Determine how many lines in the entries below include "γνωρίσω". The reply should be that number and nothing else.

Records contained in a dataset:
++++++++++++++++++++
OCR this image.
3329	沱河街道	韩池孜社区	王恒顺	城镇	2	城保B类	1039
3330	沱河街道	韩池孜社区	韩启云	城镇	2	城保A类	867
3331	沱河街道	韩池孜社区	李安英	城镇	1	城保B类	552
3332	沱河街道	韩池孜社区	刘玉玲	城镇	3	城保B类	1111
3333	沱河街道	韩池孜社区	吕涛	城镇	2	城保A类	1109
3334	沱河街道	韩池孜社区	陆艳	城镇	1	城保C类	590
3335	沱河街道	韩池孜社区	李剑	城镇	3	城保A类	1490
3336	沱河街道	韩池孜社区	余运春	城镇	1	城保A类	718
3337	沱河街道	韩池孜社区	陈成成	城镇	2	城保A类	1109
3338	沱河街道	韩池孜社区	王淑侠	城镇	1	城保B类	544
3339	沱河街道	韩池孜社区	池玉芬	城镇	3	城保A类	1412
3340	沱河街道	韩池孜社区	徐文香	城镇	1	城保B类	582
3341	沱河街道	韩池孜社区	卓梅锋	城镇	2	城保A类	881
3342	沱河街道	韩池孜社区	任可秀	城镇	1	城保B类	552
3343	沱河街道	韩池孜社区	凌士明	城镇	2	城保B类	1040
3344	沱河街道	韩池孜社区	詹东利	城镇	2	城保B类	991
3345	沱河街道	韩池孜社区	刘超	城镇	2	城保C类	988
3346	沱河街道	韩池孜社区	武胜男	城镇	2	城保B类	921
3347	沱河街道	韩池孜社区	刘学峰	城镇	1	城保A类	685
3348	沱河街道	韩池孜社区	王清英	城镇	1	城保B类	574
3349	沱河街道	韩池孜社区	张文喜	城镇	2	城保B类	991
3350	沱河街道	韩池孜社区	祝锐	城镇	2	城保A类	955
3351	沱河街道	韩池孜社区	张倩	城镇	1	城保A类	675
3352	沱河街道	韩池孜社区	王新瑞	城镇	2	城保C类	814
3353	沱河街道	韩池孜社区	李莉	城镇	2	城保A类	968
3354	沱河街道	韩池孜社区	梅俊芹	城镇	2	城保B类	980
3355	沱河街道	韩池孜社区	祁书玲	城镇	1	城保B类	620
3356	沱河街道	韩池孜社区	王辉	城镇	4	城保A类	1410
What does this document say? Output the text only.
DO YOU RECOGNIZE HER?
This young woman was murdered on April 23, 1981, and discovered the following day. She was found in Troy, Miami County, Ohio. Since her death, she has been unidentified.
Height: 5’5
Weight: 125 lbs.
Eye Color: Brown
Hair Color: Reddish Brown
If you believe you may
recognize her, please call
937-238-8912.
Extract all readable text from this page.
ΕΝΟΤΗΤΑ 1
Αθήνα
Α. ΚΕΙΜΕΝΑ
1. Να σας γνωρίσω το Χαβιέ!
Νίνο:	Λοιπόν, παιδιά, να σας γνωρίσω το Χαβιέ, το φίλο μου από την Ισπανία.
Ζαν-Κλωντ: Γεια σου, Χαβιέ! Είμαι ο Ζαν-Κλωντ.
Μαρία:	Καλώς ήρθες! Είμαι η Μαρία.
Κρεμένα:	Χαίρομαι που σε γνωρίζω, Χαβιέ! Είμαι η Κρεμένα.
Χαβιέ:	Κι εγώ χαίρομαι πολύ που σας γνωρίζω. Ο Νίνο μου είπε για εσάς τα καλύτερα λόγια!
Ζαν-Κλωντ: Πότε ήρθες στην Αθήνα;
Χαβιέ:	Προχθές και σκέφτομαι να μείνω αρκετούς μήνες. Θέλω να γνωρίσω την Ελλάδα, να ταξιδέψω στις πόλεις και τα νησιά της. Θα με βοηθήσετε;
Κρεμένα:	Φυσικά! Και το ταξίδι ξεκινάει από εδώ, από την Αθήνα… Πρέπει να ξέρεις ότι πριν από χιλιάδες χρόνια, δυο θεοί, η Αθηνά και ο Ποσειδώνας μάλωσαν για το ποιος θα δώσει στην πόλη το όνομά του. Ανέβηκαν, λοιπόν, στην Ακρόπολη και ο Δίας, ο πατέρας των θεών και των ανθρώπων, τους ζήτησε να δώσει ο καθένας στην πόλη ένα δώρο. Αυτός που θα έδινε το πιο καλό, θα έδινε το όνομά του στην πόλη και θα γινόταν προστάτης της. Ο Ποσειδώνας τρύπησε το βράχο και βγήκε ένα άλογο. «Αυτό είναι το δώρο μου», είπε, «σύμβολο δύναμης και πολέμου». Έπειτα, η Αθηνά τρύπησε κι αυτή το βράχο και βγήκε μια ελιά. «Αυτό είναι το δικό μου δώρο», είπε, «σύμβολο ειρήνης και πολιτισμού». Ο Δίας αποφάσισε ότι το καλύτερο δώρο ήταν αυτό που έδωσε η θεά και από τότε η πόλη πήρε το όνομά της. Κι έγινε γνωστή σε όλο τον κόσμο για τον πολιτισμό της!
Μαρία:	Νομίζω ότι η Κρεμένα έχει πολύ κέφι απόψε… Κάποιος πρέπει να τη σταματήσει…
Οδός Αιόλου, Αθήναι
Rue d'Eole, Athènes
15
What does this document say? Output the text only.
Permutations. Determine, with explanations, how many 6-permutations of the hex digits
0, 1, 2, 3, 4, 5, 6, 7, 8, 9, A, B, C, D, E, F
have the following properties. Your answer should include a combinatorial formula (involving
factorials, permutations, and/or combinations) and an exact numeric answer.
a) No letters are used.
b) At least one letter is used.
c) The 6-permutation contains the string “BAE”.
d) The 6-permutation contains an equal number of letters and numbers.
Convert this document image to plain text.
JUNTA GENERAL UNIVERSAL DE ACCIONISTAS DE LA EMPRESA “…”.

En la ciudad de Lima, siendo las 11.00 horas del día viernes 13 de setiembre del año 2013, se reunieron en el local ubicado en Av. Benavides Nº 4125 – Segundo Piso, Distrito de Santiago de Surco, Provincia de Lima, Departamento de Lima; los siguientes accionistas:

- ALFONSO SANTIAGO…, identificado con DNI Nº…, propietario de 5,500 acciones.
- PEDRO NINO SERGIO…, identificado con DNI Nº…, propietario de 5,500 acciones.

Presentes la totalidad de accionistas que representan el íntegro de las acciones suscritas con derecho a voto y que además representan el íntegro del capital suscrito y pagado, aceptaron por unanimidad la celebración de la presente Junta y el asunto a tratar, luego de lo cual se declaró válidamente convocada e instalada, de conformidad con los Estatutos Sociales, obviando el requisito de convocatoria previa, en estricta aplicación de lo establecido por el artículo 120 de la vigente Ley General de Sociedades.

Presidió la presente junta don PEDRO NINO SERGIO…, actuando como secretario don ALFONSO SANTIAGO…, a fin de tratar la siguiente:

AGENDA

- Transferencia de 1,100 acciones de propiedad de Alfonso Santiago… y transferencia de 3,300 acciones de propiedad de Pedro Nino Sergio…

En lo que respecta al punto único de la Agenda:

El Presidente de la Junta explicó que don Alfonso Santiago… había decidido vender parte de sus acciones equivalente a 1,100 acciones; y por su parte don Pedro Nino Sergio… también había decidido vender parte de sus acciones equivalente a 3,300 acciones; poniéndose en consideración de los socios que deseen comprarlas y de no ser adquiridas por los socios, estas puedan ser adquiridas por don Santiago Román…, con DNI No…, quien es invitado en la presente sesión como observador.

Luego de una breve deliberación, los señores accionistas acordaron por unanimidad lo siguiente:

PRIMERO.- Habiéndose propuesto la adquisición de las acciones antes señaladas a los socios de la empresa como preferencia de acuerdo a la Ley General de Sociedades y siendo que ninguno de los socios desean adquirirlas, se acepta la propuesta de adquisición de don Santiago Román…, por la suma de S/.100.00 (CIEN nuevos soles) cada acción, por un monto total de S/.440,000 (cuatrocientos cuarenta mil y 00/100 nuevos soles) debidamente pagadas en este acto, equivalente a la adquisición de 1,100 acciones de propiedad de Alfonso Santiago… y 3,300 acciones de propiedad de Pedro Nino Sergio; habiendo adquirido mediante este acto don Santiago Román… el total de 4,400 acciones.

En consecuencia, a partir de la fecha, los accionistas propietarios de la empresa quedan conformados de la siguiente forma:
++++++++++++++++++++
Completed task: 3